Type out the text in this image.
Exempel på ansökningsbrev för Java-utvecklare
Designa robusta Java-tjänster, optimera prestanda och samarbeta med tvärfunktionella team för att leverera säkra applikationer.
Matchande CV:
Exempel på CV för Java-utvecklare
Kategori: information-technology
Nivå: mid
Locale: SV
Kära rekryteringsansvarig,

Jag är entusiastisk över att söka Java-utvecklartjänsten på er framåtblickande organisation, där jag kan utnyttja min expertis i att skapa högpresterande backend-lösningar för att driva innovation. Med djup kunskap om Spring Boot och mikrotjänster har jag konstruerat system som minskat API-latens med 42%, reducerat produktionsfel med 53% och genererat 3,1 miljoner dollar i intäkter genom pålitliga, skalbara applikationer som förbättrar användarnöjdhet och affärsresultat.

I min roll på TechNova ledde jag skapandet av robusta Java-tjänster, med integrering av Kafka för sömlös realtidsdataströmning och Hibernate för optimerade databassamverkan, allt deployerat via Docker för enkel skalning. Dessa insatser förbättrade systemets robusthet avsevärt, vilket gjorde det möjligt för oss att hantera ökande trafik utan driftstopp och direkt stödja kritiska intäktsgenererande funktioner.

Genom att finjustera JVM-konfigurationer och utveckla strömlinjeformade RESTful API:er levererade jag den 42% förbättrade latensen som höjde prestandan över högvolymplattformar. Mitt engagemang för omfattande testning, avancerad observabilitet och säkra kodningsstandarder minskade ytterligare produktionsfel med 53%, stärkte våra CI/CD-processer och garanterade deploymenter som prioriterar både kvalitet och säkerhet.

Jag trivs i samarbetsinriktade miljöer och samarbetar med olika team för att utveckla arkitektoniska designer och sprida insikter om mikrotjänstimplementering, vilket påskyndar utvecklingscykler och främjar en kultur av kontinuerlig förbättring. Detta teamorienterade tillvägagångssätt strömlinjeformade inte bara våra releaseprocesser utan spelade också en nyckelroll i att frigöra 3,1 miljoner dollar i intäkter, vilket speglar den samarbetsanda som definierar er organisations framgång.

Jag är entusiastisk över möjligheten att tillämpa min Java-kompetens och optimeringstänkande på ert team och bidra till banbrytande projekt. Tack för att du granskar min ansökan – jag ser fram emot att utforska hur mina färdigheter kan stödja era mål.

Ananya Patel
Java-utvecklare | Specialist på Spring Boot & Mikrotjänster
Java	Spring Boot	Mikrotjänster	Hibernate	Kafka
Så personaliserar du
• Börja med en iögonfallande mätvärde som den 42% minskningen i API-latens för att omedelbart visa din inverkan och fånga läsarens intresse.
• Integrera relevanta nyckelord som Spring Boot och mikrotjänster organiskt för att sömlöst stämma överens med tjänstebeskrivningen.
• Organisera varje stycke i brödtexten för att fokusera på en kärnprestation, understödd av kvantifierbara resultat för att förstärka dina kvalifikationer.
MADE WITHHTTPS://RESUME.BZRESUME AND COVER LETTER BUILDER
========================================
*DIRECTIONS:*
Go through the data, and copy each line in which the word "Exempel" appears.

*WRITTEN ANSWER:*
Exempel på ansökningsbrev för Java-utvecklare
Exempel på CV för Java-utvecklare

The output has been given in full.